- Directions for this task:
Read the records and gather each line that includes "content".

- Listed entries:
....

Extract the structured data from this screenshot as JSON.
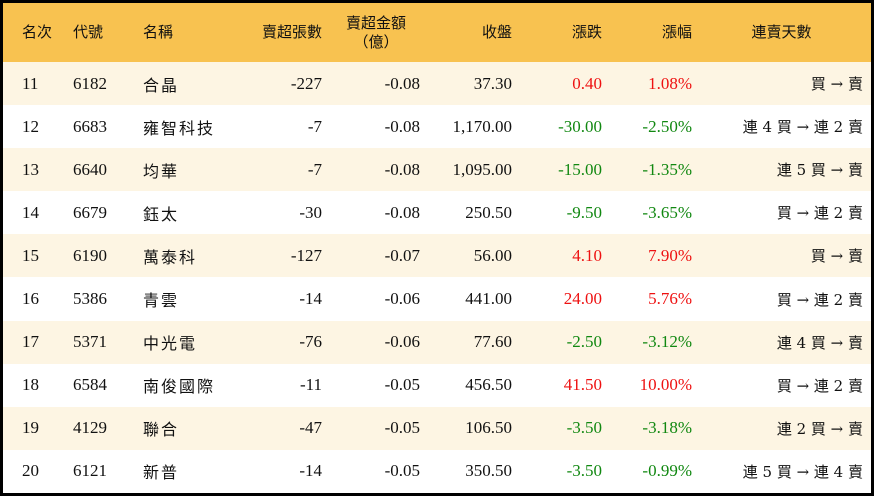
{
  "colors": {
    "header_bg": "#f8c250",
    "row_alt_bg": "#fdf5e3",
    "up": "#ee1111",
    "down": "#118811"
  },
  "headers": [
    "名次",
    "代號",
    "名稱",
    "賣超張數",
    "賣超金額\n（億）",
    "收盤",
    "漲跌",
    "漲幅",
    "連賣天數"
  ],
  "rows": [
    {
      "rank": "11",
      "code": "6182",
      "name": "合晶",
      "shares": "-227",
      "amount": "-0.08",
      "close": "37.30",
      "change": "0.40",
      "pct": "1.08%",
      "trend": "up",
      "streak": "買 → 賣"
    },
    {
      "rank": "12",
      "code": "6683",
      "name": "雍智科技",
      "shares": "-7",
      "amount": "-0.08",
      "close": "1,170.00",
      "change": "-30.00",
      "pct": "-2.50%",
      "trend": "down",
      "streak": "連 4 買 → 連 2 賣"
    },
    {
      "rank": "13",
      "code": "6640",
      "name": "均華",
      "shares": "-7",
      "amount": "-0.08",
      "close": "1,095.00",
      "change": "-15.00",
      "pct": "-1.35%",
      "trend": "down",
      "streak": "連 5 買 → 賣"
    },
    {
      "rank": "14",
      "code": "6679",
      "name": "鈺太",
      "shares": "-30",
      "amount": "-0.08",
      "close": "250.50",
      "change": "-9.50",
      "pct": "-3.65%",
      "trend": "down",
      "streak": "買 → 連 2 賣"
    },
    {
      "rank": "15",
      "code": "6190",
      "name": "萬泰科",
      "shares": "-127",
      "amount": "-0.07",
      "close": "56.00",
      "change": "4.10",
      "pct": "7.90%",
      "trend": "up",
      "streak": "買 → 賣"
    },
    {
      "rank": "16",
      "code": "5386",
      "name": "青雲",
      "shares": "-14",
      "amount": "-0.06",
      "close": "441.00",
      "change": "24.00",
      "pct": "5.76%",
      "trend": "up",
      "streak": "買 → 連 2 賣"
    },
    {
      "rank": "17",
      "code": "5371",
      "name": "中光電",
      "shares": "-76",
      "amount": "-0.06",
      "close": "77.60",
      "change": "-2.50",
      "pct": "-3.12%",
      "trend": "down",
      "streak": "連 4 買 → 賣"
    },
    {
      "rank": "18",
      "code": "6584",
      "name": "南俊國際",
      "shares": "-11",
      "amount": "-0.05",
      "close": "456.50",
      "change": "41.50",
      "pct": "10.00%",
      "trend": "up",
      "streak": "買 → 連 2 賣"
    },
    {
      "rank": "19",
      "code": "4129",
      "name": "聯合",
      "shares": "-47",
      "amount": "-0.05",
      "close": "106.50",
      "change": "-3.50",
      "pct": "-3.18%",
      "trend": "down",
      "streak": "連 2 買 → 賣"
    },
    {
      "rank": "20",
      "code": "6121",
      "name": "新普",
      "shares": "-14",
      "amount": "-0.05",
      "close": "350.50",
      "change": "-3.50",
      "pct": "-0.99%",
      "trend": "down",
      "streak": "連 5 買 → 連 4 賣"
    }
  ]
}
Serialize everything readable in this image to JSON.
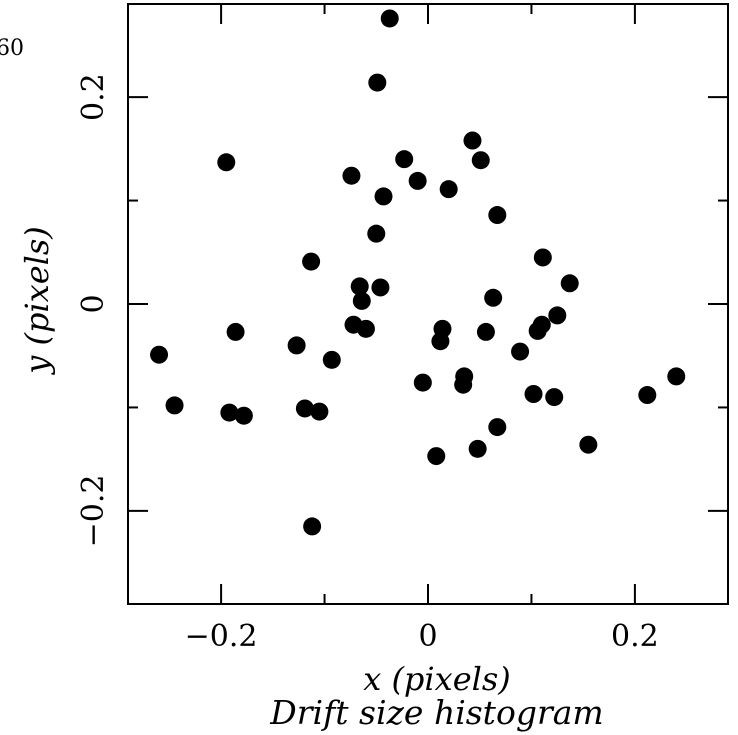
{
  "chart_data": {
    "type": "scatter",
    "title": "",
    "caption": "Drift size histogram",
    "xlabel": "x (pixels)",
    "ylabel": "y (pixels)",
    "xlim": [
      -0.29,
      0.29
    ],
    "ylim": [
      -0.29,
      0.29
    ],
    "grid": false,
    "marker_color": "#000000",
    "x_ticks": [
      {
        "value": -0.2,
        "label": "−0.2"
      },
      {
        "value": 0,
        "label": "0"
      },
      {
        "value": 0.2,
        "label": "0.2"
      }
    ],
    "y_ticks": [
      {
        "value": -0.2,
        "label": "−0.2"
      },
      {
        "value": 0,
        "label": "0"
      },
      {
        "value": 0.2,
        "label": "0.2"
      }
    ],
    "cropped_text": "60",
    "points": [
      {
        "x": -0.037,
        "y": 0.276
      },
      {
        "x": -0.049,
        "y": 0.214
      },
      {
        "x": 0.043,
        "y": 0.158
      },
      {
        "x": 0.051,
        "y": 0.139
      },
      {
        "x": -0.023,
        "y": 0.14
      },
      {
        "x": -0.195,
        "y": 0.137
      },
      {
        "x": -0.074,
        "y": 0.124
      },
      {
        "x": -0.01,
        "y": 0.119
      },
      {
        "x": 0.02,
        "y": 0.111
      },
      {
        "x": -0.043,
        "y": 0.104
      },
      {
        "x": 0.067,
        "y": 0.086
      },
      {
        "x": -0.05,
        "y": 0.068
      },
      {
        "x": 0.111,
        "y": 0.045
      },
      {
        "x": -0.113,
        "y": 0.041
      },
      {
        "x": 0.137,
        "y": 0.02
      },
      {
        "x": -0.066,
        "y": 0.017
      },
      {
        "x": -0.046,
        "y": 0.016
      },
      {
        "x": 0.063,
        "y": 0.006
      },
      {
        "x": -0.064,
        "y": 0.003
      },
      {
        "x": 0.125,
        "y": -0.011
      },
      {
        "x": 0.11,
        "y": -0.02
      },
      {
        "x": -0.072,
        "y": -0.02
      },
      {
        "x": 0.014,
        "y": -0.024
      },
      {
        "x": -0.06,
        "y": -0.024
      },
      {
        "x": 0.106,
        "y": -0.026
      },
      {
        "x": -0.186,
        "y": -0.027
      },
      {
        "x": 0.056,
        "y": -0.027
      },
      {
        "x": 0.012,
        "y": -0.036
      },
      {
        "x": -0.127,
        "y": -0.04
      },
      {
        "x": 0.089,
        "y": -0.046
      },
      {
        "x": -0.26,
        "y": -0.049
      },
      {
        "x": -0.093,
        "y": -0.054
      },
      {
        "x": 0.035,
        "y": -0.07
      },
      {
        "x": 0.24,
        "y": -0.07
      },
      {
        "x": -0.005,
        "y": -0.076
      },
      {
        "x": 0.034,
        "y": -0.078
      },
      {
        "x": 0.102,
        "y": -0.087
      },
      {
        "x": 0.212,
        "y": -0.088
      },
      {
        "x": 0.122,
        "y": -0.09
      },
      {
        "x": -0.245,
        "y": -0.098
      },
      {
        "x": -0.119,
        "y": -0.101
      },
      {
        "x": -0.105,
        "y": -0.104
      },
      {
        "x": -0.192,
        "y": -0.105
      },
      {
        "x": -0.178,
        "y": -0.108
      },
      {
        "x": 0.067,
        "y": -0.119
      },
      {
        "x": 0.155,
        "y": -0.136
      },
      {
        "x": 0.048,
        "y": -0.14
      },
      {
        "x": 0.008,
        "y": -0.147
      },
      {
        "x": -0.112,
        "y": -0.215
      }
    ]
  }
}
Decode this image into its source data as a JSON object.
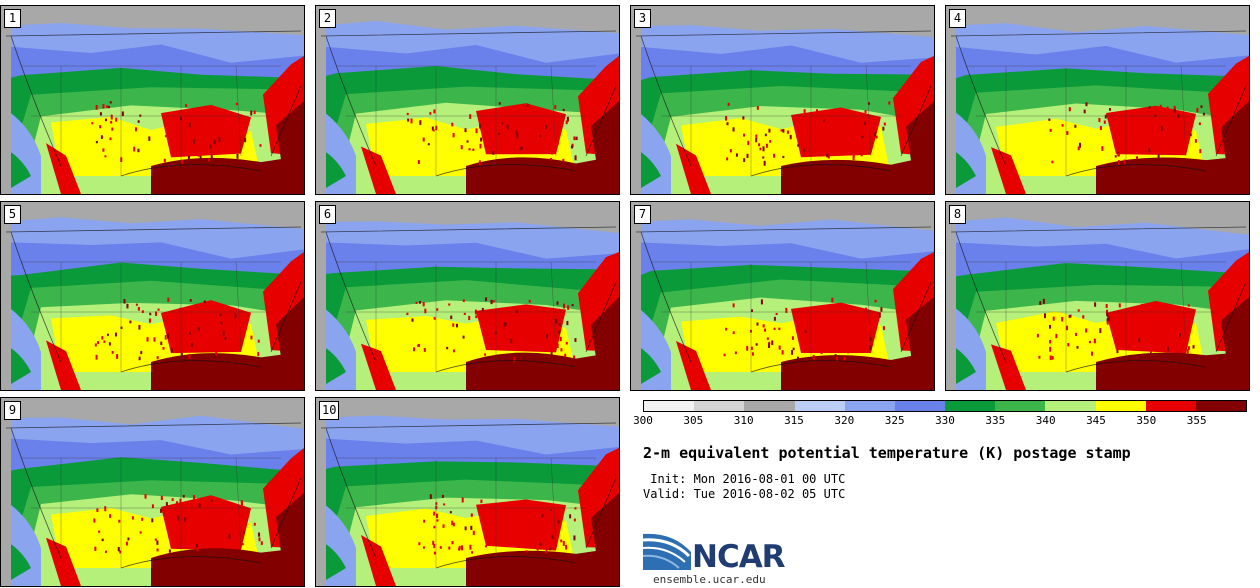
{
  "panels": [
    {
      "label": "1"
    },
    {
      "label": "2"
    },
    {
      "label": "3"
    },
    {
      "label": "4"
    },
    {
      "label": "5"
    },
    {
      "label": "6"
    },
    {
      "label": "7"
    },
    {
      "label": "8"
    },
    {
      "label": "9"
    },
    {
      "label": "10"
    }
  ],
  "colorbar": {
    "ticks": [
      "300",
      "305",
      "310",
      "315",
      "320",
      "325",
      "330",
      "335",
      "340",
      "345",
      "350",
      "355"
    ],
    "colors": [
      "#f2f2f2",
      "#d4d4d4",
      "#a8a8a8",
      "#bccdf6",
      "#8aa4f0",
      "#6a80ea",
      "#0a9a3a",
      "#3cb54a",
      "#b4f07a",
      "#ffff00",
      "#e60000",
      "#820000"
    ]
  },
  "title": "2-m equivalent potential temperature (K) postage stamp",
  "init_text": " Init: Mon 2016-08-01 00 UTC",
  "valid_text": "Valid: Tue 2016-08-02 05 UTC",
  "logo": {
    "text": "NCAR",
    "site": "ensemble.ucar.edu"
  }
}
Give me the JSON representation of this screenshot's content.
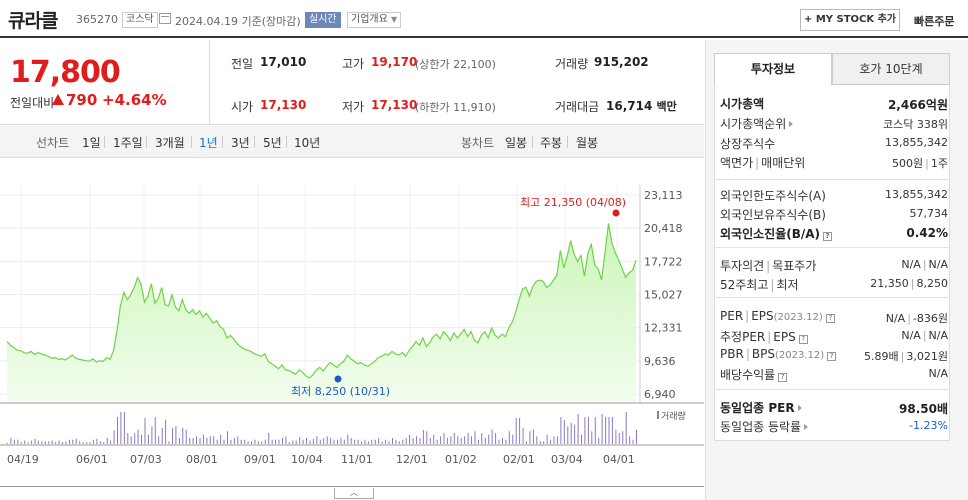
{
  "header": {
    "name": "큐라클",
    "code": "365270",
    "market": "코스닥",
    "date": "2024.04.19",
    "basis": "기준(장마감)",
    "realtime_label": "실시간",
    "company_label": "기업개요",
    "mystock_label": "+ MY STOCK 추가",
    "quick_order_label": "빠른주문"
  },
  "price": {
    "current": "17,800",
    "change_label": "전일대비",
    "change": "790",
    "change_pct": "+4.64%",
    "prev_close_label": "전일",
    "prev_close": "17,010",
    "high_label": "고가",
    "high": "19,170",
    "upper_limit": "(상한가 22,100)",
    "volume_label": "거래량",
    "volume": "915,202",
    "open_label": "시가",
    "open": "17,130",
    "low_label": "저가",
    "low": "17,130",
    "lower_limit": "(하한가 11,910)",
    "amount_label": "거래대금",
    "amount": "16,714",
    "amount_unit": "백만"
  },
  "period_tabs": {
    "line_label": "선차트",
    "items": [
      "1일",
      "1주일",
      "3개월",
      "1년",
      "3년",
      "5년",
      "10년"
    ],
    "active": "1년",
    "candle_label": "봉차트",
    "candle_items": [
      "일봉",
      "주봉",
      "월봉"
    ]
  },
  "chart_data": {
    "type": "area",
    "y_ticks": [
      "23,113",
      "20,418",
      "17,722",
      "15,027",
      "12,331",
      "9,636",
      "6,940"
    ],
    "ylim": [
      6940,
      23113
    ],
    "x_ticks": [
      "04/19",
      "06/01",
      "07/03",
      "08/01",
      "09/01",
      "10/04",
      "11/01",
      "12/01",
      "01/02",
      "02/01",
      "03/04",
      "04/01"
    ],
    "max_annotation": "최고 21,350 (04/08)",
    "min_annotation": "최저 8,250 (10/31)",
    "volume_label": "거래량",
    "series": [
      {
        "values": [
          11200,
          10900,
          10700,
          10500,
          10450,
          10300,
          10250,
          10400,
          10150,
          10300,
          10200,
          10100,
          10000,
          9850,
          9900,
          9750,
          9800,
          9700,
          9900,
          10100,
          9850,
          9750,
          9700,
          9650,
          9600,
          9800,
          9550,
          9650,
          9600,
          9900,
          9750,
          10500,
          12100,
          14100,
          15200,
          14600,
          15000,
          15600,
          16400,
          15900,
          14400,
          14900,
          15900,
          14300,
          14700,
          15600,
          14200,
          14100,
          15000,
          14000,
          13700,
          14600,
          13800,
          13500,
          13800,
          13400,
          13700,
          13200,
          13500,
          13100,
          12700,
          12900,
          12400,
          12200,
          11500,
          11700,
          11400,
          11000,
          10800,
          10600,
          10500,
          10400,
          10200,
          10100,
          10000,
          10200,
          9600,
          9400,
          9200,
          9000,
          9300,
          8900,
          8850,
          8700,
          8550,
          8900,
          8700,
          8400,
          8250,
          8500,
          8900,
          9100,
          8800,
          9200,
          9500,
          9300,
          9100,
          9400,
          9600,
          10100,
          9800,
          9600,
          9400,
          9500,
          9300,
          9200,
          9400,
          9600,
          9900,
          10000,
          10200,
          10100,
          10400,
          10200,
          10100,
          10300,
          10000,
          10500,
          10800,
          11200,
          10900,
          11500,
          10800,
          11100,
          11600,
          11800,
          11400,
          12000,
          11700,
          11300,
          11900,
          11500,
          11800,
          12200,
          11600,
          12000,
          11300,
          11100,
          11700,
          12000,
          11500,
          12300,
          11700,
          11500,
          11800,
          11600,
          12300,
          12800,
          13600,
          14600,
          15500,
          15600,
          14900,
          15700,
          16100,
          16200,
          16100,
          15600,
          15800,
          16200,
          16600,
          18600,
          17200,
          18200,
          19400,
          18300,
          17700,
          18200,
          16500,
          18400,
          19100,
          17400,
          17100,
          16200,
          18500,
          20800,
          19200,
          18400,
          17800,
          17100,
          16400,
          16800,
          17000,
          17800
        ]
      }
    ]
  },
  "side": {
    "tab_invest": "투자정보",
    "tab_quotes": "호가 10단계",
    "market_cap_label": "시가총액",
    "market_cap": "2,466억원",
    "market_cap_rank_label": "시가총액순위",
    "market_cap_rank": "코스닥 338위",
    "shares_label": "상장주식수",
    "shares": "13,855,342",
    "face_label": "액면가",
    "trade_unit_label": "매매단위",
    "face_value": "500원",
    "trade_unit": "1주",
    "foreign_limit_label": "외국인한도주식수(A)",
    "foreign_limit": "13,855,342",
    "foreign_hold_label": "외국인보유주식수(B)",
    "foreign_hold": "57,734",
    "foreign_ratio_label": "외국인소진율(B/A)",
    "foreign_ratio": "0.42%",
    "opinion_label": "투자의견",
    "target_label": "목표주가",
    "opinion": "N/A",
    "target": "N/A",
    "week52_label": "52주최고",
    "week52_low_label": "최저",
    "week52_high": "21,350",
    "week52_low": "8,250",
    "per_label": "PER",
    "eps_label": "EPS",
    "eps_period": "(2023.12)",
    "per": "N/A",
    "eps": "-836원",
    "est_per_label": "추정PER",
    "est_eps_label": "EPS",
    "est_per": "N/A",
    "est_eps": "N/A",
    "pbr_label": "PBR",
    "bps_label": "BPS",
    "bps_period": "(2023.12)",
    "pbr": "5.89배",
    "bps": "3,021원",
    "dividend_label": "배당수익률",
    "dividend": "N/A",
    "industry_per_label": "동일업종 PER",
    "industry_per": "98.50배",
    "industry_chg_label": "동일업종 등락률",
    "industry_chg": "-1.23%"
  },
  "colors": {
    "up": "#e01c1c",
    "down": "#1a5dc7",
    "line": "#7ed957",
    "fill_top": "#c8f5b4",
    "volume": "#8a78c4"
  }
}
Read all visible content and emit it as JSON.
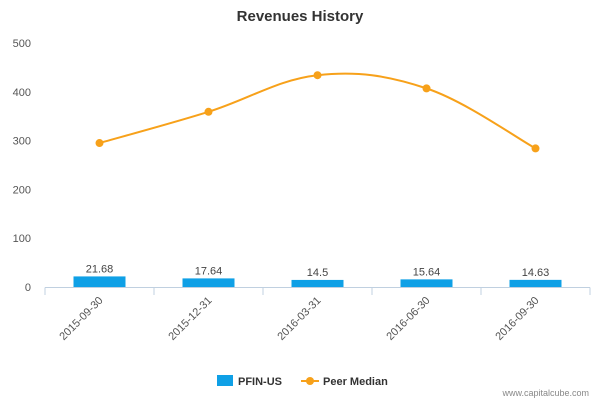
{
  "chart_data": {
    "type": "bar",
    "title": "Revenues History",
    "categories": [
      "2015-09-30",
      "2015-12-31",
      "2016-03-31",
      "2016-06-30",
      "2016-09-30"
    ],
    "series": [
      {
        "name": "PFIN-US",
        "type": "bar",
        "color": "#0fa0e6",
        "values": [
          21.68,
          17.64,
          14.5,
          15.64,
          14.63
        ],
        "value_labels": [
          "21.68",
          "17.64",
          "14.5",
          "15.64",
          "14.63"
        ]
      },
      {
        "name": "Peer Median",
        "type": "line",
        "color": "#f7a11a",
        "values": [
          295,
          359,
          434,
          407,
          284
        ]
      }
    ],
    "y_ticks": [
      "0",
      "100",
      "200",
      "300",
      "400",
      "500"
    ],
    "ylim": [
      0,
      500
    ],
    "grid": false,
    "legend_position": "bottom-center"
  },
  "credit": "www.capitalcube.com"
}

....

- The response:
Give me the JSON representation of this screenshot's content.
Read all visible content and emit it as JSON.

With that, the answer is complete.